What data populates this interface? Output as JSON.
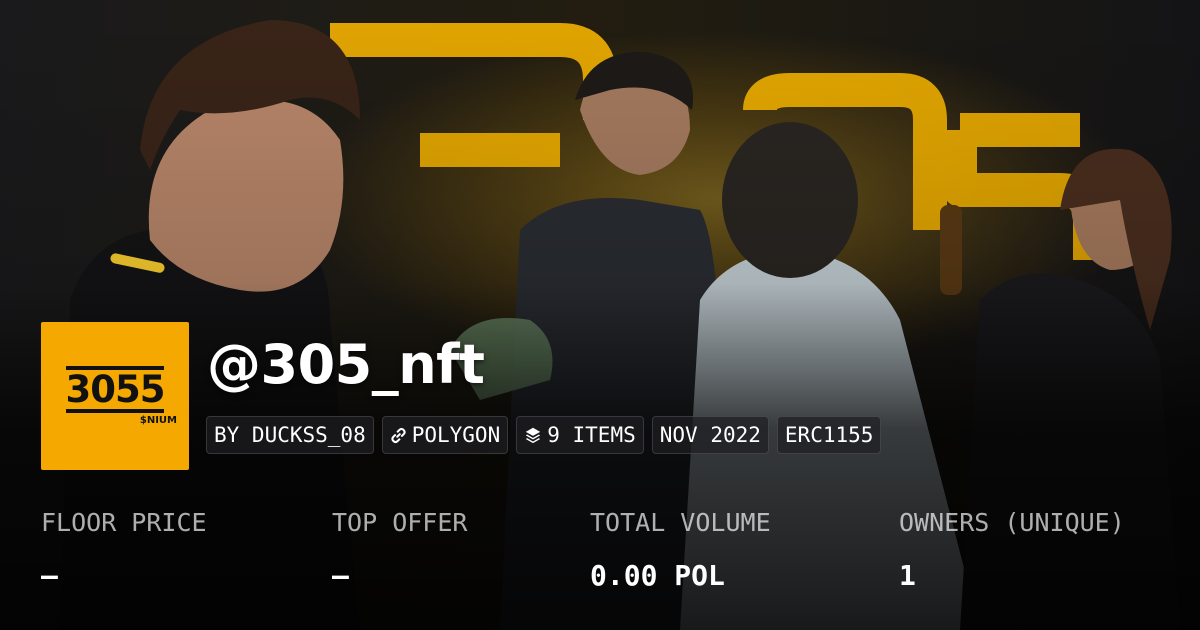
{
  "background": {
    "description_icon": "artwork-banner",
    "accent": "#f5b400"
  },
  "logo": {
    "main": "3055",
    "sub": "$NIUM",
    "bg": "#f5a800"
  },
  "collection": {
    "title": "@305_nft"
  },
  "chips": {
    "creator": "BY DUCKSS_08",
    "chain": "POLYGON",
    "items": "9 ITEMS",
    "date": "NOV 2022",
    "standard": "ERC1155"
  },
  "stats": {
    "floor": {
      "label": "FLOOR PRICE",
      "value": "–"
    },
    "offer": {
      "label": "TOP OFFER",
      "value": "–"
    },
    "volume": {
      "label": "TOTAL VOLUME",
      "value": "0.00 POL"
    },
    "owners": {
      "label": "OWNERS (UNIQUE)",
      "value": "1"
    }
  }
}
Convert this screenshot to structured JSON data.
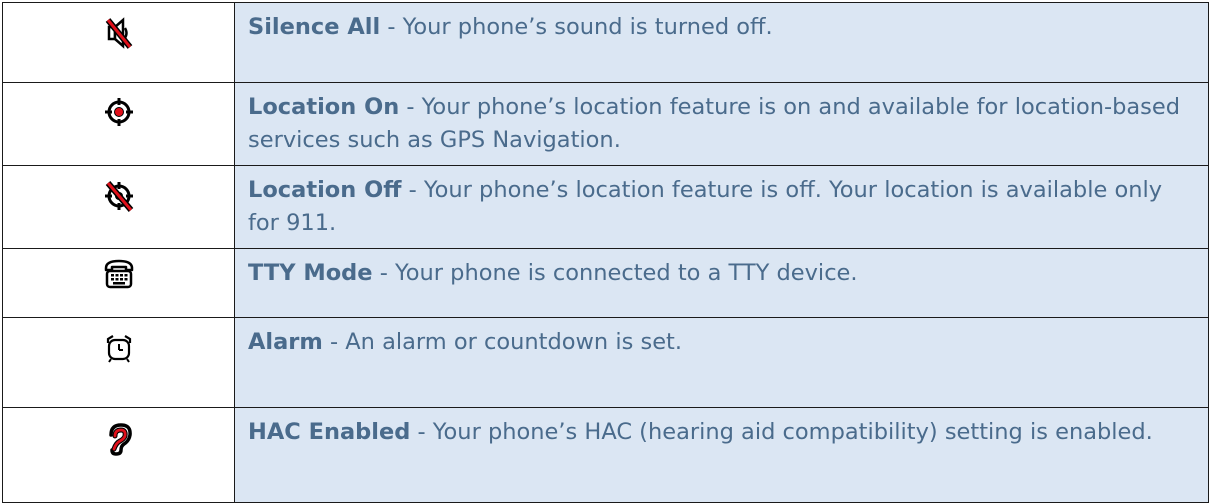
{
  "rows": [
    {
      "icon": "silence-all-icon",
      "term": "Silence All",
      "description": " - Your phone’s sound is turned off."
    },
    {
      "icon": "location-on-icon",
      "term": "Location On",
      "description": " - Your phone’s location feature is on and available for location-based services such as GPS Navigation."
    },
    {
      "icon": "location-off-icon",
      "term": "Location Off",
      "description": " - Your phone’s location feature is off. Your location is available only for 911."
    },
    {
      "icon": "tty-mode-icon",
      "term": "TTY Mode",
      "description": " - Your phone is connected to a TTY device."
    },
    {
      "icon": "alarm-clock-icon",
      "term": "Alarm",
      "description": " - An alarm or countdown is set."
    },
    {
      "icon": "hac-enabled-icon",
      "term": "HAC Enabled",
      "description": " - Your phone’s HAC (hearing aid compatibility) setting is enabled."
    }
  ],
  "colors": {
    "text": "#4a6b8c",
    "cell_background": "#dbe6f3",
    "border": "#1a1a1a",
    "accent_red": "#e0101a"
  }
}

▶ What you have to do:
All lines above containing the string "Your" are to be collected.

▶ Completed exercise:
      "description": " - Your phone’s sound is turned off."
      "description": " - Your phone’s location feature is on and available for location-based services such as GPS Navigation."
      "description": " - Your phone’s location feature is off. Your location is available only for 911."
      "description": " - Your phone is connected to a TTY device."
      "description": " - Your phone’s HAC (hearing aid compatibility) setting is enabled."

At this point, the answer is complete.